Exercise data =>
**********
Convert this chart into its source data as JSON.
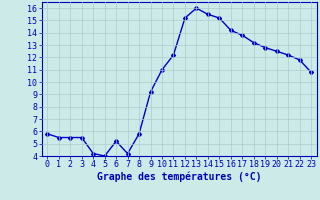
{
  "hours": [
    0,
    1,
    2,
    3,
    4,
    5,
    6,
    7,
    8,
    9,
    10,
    11,
    12,
    13,
    14,
    15,
    16,
    17,
    18,
    19,
    20,
    21,
    22,
    23
  ],
  "temps": [
    5.8,
    5.5,
    5.5,
    5.5,
    4.2,
    4.0,
    5.2,
    4.2,
    5.8,
    9.2,
    11.0,
    12.2,
    15.2,
    16.0,
    15.5,
    15.2,
    14.2,
    13.8,
    13.2,
    12.8,
    12.5,
    12.2,
    11.8,
    10.8
  ],
  "line_color": "#0000cc",
  "marker": "D",
  "marker_size": 2.0,
  "bg_color": "#cceae7",
  "grid_color": "#aacccc",
  "xlabel": "Graphe des températures (°C)",
  "ylim": [
    4,
    16.5
  ],
  "xlim": [
    -0.5,
    23.5
  ],
  "yticks": [
    4,
    5,
    6,
    7,
    8,
    9,
    10,
    11,
    12,
    13,
    14,
    15,
    16
  ],
  "xticks": [
    0,
    1,
    2,
    3,
    4,
    5,
    6,
    7,
    8,
    9,
    10,
    11,
    12,
    13,
    14,
    15,
    16,
    17,
    18,
    19,
    20,
    21,
    22,
    23
  ],
  "tick_color": "#0000bb",
  "label_color": "#0000bb",
  "axis_color": "#0000bb",
  "xlabel_fontsize": 7.0,
  "tick_fontsize": 6.0,
  "linewidth": 1.0
}
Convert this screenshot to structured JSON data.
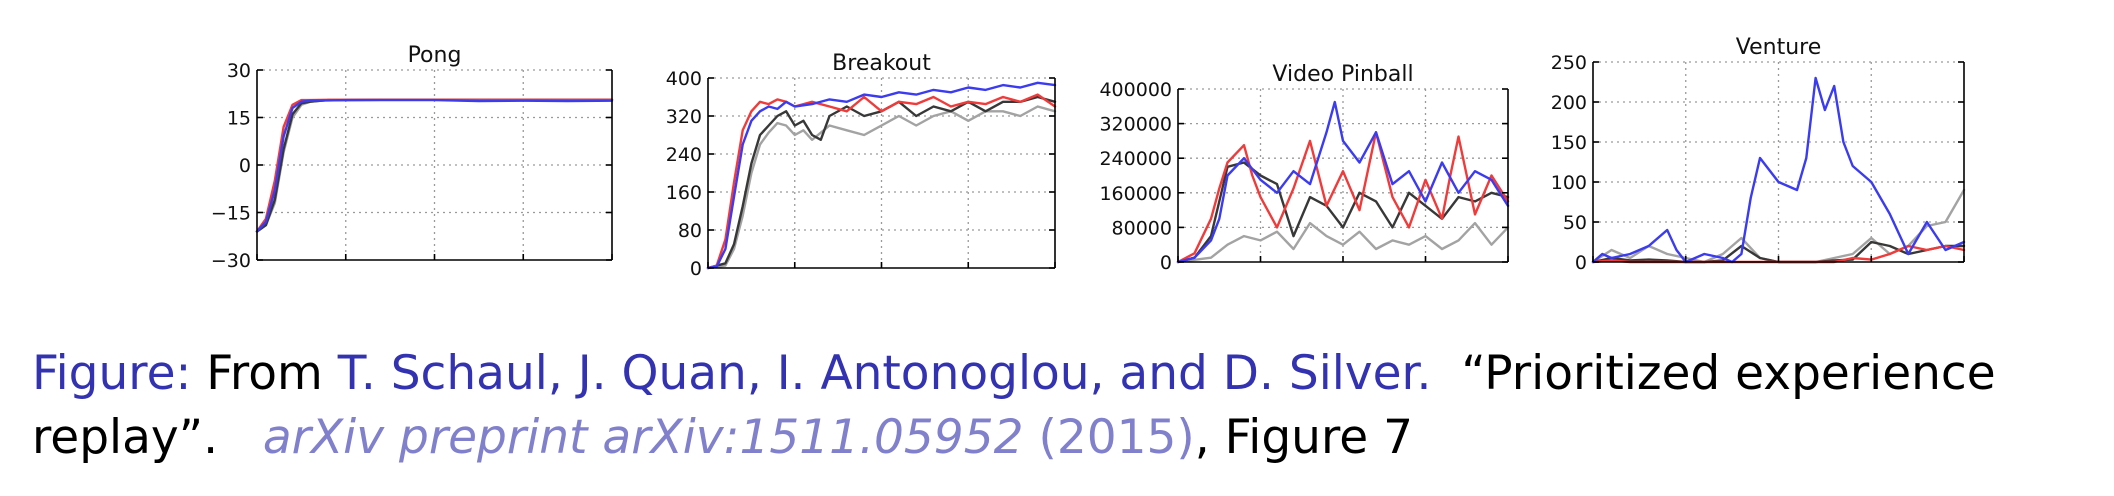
{
  "colors": {
    "blue": "#3b3bf0",
    "red": "#f03b3b",
    "gray": "#a3a3a3",
    "black": "#383838",
    "caption_blue": "#3333b2",
    "caption_light": "#8080cc"
  },
  "chart_data": [
    {
      "type": "line",
      "title": "Pong",
      "ylim": [
        -30,
        30
      ],
      "yticks": [
        "30",
        "15",
        "0",
        "−15",
        "−30"
      ],
      "ytick_values": [
        30,
        15,
        0,
        -15,
        -30
      ],
      "xlim": [
        0,
        40
      ],
      "xtick_values": [
        0,
        10,
        20,
        30,
        40
      ],
      "grid": true,
      "series": [
        {
          "color": "gray",
          "x": [
            0,
            1,
            2,
            3,
            4,
            5,
            6,
            8,
            10,
            15,
            20,
            25,
            30,
            35,
            40
          ],
          "y": [
            -21,
            -19,
            -12,
            4,
            15,
            19,
            20,
            20.5,
            20.5,
            20.6,
            20.6,
            20.6,
            20.6,
            20.6,
            20.6
          ]
        },
        {
          "color": "black",
          "x": [
            0,
            1,
            2,
            3,
            4,
            5,
            6,
            8,
            10,
            15,
            20,
            25,
            30,
            35,
            40
          ],
          "y": [
            -21,
            -19,
            -11,
            5,
            16,
            19.5,
            20,
            20.5,
            20.5,
            20.6,
            20.6,
            20.6,
            20.6,
            20.6,
            20.6
          ]
        },
        {
          "color": "red",
          "x": [
            0,
            1,
            2,
            3,
            4,
            5,
            6,
            8,
            10,
            15,
            20,
            25,
            30,
            35,
            40
          ],
          "y": [
            -21,
            -17,
            -5,
            12,
            19,
            20.5,
            20.5,
            20.6,
            20.6,
            20.6,
            20.6,
            20.6,
            20.6,
            20.6,
            20.6
          ]
        },
        {
          "color": "blue",
          "x": [
            0,
            1,
            2,
            3,
            4,
            5,
            6,
            8,
            10,
            15,
            20,
            25,
            30,
            35,
            40
          ],
          "y": [
            -21,
            -18,
            -8,
            9,
            18,
            20,
            20.3,
            20.4,
            20.5,
            20.5,
            20.5,
            20.2,
            20.3,
            20.2,
            20.3
          ]
        }
      ]
    },
    {
      "type": "line",
      "title": "Breakout",
      "ylim": [
        0,
        400
      ],
      "yticks": [
        "400",
        "320",
        "240",
        "160",
        "80",
        "0"
      ],
      "ytick_values": [
        400,
        320,
        240,
        160,
        80,
        0
      ],
      "xlim": [
        0,
        40
      ],
      "xtick_values": [
        0,
        10,
        20,
        30,
        40
      ],
      "grid": true,
      "series": [
        {
          "color": "gray",
          "x": [
            0,
            2,
            3,
            4,
            5,
            6,
            7,
            8,
            9,
            10,
            11,
            12,
            14,
            16,
            18,
            20,
            22,
            24,
            26,
            28,
            30,
            32,
            34,
            36,
            38,
            40
          ],
          "y": [
            0,
            5,
            40,
            110,
            200,
            260,
            285,
            305,
            300,
            280,
            290,
            270,
            300,
            290,
            280,
            300,
            320,
            300,
            320,
            330,
            310,
            330,
            330,
            320,
            340,
            330
          ]
        },
        {
          "color": "black",
          "x": [
            0,
            2,
            3,
            4,
            5,
            6,
            7,
            8,
            9,
            10,
            11,
            12,
            13,
            14,
            16,
            18,
            20,
            22,
            24,
            26,
            28,
            30,
            32,
            34,
            36,
            38,
            40
          ],
          "y": [
            0,
            10,
            50,
            130,
            220,
            280,
            300,
            320,
            330,
            300,
            310,
            280,
            270,
            320,
            340,
            320,
            330,
            350,
            320,
            340,
            330,
            350,
            330,
            350,
            350,
            360,
            350
          ]
        },
        {
          "color": "red",
          "x": [
            0,
            1,
            2,
            3,
            4,
            5,
            6,
            7,
            8,
            9,
            10,
            12,
            14,
            16,
            18,
            20,
            22,
            24,
            26,
            28,
            30,
            32,
            34,
            36,
            38,
            40
          ],
          "y": [
            0,
            5,
            60,
            180,
            290,
            330,
            350,
            345,
            355,
            350,
            340,
            350,
            340,
            330,
            360,
            330,
            350,
            345,
            360,
            340,
            350,
            345,
            360,
            350,
            365,
            340
          ]
        },
        {
          "color": "blue",
          "x": [
            0,
            1,
            2,
            3,
            4,
            5,
            6,
            7,
            8,
            9,
            10,
            12,
            14,
            16,
            18,
            20,
            22,
            24,
            26,
            28,
            30,
            32,
            34,
            36,
            38,
            40
          ],
          "y": [
            0,
            3,
            40,
            150,
            260,
            310,
            330,
            340,
            335,
            350,
            340,
            345,
            355,
            350,
            365,
            360,
            370,
            365,
            375,
            370,
            380,
            375,
            385,
            380,
            390,
            385
          ]
        }
      ]
    },
    {
      "type": "line",
      "title": "Video Pinball",
      "ylim": [
        0,
        400000
      ],
      "yticks": [
        "400000",
        "320000",
        "240000",
        "160000",
        "80000",
        "0"
      ],
      "ytick_values": [
        400000,
        320000,
        240000,
        160000,
        80000,
        0
      ],
      "xlim": [
        0,
        40
      ],
      "xtick_values": [
        0,
        10,
        20,
        30,
        40
      ],
      "grid": true,
      "series": [
        {
          "color": "gray",
          "x": [
            0,
            2,
            4,
            6,
            8,
            10,
            12,
            14,
            16,
            18,
            20,
            22,
            24,
            26,
            28,
            30,
            32,
            34,
            36,
            38,
            40
          ],
          "y": [
            0,
            5000,
            10000,
            40000,
            60000,
            50000,
            70000,
            30000,
            90000,
            60000,
            40000,
            70000,
            30000,
            50000,
            40000,
            60000,
            30000,
            50000,
            90000,
            40000,
            80000
          ]
        },
        {
          "color": "black",
          "x": [
            0,
            2,
            4,
            5,
            6,
            8,
            10,
            12,
            14,
            16,
            18,
            20,
            22,
            24,
            26,
            28,
            30,
            32,
            34,
            36,
            38,
            40
          ],
          "y": [
            0,
            10000,
            60000,
            140000,
            220000,
            230000,
            200000,
            180000,
            60000,
            150000,
            130000,
            80000,
            160000,
            140000,
            80000,
            160000,
            130000,
            100000,
            150000,
            140000,
            160000,
            150000
          ]
        },
        {
          "color": "red",
          "x": [
            0,
            2,
            4,
            5,
            6,
            8,
            9,
            10,
            12,
            14,
            16,
            18,
            20,
            22,
            24,
            26,
            28,
            30,
            32,
            33,
            34,
            36,
            38,
            40
          ],
          "y": [
            0,
            20000,
            100000,
            170000,
            230000,
            270000,
            200000,
            150000,
            80000,
            170000,
            280000,
            130000,
            210000,
            120000,
            300000,
            150000,
            80000,
            190000,
            100000,
            200000,
            290000,
            110000,
            200000,
            140000
          ]
        },
        {
          "color": "blue",
          "x": [
            0,
            2,
            4,
            5,
            6,
            8,
            10,
            12,
            14,
            16,
            18,
            19,
            20,
            22,
            24,
            26,
            28,
            30,
            32,
            34,
            36,
            38,
            40
          ],
          "y": [
            0,
            10000,
            50000,
            100000,
            200000,
            240000,
            190000,
            160000,
            210000,
            180000,
            300000,
            370000,
            280000,
            230000,
            300000,
            180000,
            210000,
            140000,
            230000,
            160000,
            210000,
            190000,
            130000
          ]
        }
      ]
    },
    {
      "type": "line",
      "title": "Venture",
      "ylim": [
        0,
        250
      ],
      "yticks": [
        "250",
        "200",
        "150",
        "100",
        "50",
        "0"
      ],
      "ytick_values": [
        250,
        200,
        150,
        100,
        50,
        0
      ],
      "xlim": [
        0,
        40
      ],
      "xtick_values": [
        0,
        10,
        20,
        30,
        40
      ],
      "grid": true,
      "series": [
        {
          "color": "gray",
          "x": [
            0,
            2,
            4,
            6,
            8,
            10,
            12,
            14,
            16,
            18,
            20,
            22,
            24,
            26,
            28,
            30,
            32,
            34,
            36,
            38,
            40
          ],
          "y": [
            0,
            15,
            5,
            20,
            10,
            5,
            0,
            10,
            30,
            5,
            0,
            0,
            0,
            5,
            10,
            30,
            10,
            20,
            45,
            50,
            90
          ]
        },
        {
          "color": "black",
          "x": [
            0,
            2,
            4,
            6,
            8,
            10,
            12,
            14,
            16,
            18,
            20,
            22,
            24,
            26,
            28,
            30,
            32,
            34,
            36,
            38,
            40
          ],
          "y": [
            0,
            5,
            2,
            3,
            2,
            0,
            0,
            2,
            20,
            5,
            0,
            0,
            0,
            2,
            3,
            25,
            20,
            10,
            15,
            20,
            20
          ]
        },
        {
          "color": "red",
          "x": [
            0,
            2,
            4,
            6,
            8,
            10,
            12,
            14,
            16,
            18,
            20,
            22,
            24,
            26,
            28,
            30,
            32,
            34,
            36,
            38,
            40
          ],
          "y": [
            0,
            2,
            0,
            0,
            0,
            0,
            0,
            0,
            0,
            0,
            0,
            0,
            0,
            0,
            5,
            3,
            10,
            20,
            15,
            20,
            15
          ]
        },
        {
          "color": "blue",
          "x": [
            0,
            1,
            2,
            4,
            6,
            8,
            9,
            10,
            12,
            14,
            15,
            16,
            17,
            18,
            20,
            22,
            23,
            24,
            25,
            26,
            27,
            28,
            30,
            32,
            34,
            36,
            38,
            40
          ],
          "y": [
            0,
            10,
            5,
            10,
            20,
            40,
            15,
            0,
            10,
            5,
            0,
            10,
            80,
            130,
            100,
            90,
            130,
            230,
            190,
            220,
            150,
            120,
            100,
            60,
            10,
            50,
            15,
            25
          ]
        }
      ]
    }
  ],
  "caption": {
    "figure_label": "Figure:",
    "from": "From",
    "authors": "T. Schaul, J. Quan, I. Antonoglou, and D. Silver.",
    "title": "“Prioritized experience replay”.",
    "venue": "arXiv preprint arXiv:1511.05952",
    "year_paren": "(2015)",
    "tail": ", Figure 7"
  }
}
**********
Exercise instructions =>
Your answer should be one number: how many lines in the material above contain the string "title".

Response =>
5